Reproduce the data exactly.

# Start of GIVEN DATA

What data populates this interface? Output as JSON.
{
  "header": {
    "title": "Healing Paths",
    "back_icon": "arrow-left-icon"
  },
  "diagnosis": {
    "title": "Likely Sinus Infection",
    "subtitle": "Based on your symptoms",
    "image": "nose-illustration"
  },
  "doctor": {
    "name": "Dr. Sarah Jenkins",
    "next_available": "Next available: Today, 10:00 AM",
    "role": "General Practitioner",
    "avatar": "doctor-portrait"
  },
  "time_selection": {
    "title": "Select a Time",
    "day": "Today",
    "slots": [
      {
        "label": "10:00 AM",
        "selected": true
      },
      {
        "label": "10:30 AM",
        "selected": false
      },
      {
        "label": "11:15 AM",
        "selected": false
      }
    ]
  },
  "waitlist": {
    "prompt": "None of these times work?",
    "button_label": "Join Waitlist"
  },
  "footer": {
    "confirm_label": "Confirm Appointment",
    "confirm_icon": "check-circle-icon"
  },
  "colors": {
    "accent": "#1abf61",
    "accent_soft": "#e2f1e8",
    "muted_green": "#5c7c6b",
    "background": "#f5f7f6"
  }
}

# End of GIVEN DATA

RESPONSE TO THE EXERCISE ▸
What data populates this interface? Output as JSON.
{
  "header": {
    "title": "Healing Paths",
    "back_icon": "arrow-left-icon"
  },
  "diagnosis": {
    "title": "Likely Sinus Infection",
    "subtitle": "Based on your symptoms",
    "image": "nose-illustration"
  },
  "doctor": {
    "name": "Dr. Sarah Jenkins",
    "next_available": "Next available: Today, 10:00 AM",
    "role": "General Practitioner",
    "avatar": "doctor-portrait"
  },
  "time_selection": {
    "title": "Select a Time",
    "day": "Today",
    "slots": [
      {
        "label": "10:00 AM",
        "selected": true
      },
      {
        "label": "10:30 AM",
        "selected": false
      },
      {
        "label": "11:15 AM",
        "selected": false
      }
    ]
  },
  "waitlist": {
    "prompt": "None of these times work?",
    "button_label": "Join Waitlist"
  },
  "footer": {
    "confirm_label": "Confirm Appointment",
    "confirm_icon": "check-circle-icon"
  },
  "colors": {
    "accent": "#1abf61",
    "accent_soft": "#e2f1e8",
    "muted_green": "#5c7c6b",
    "background": "#f5f7f6"
  }
}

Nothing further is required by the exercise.